- [DATA ENTRIES]
>> begin

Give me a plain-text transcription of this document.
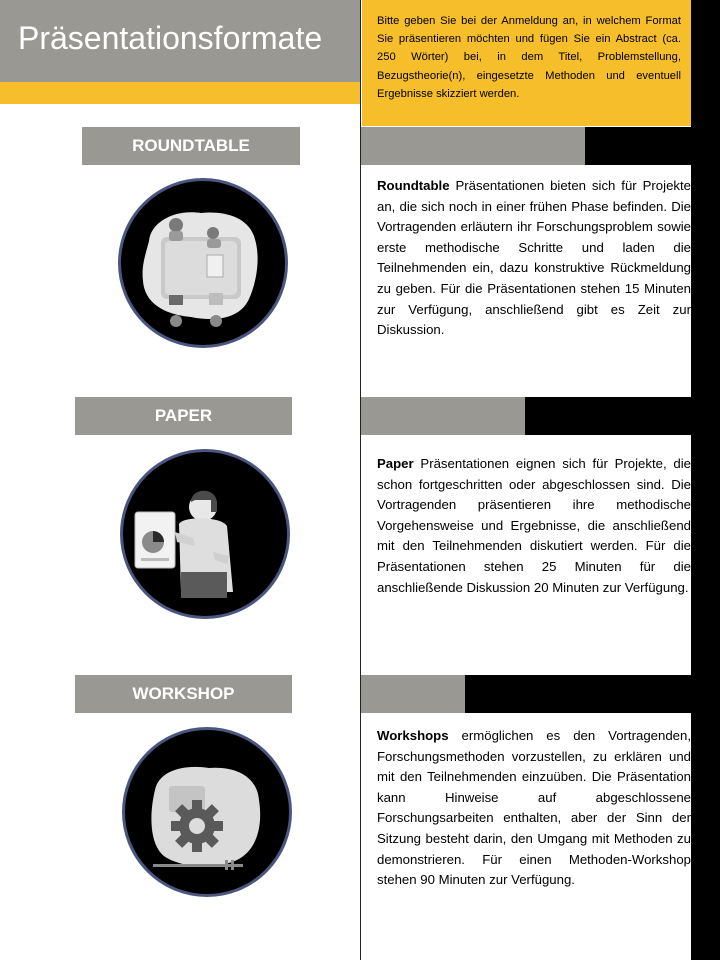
Präsentationsformate	Bitte geben Sie bei der Anmeldung an, in welchem Format Sie präsentieren möchten und fügen Sie ein Abstract (ca. 250 Wörter) bei, in dem Titel, Problemstellung, Bezugstheorie(n), eingesetzte Methoden und eventuell Ergebnisse skizziert werden.
ROUNDTABLE
Roundtable Präsentationen bieten sich für Projekte an, die sich noch in einer frühen Phase befinden. Die Vortragenden erläutern ihr Forschungsproblem sowie erste methodische Schritte und laden die Teilnehmenden ein, dazu konstruktive Rückmeldung zu geben. Für die Präsentationen stehen 15 Minuten zur Verfügung, anschließend gibt es Zeit zur Diskussion.
PAPER
Paper Präsentationen eignen sich für Projekte, die schon fortgeschritten oder abgeschlossen sind. Die Vortragenden präsentieren ihre methodische Vorgehensweise und Ergebnisse, die anschließend mit den Teilnehmenden diskutiert werden. Für die Präsentationen stehen 25 Minuten für die anschließende Diskussion 20 Minuten zur Verfügung.
WORKSHOP
Workshops ermöglichen es den Vortragenden, Forschungsmethoden vorzustellen, zu erklären und mit den Teilnehmenden einzuüben. Die Präsentation kann Hinweise auf abgeschlossene Forschungsarbeiten enthalten, aber der Sinn der Sitzung besteht darin, den Umgang mit Methoden zu demonstrieren. Für einen Methoden-Workshop stehen 90 Minuten zur Verfügung.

>> end

Write out the listing above exactly as it stands, pictures excluded.

- [EXERCISE OUTPUT]
Give me a plain-text transcription of this document.
Präsentationsformate	Bitte geben Sie bei der Anmeldung an, in welchem Format Sie präsentieren möchten und fügen Sie ein Abstract (ca. 250 Wörter) bei, in dem Titel, Problemstellung, Bezugstheorie(n), eingesetzte Methoden und eventuell Ergebnisse skizziert werden.
ROUNDTABLE
Roundtable Präsentationen bieten sich für Projekte an, die sich noch in einer frühen Phase befinden. Die Vortragenden erläutern ihr Forschungsproblem sowie erste methodische Schritte und laden die Teilnehmenden ein, dazu konstruktive Rückmeldung zu geben. Für die Präsentationen stehen 15 Minuten zur Verfügung, anschließend gibt es Zeit zur Diskussion.
PAPER
Paper Präsentationen eignen sich für Projekte, die schon fortgeschritten oder abgeschlossen sind. Die Vortragenden präsentieren ihre methodische Vorgehensweise und Ergebnisse, die anschließend mit den Teilnehmenden diskutiert werden. Für die Präsentationen stehen 25 Minuten für die anschließende Diskussion 20 Minuten zur Verfügung.
WORKSHOP
Workshops ermöglichen es den Vortragenden, Forschungsmethoden vorzustellen, zu erklären und mit den Teilnehmenden einzuüben. Die Präsentation kann Hinweise auf abgeschlossene Forschungsarbeiten enthalten, aber der Sinn der Sitzung besteht darin, den Umgang mit Methoden zu demonstrieren. Für einen Methoden-Workshop stehen 90 Minuten zur Verfügung.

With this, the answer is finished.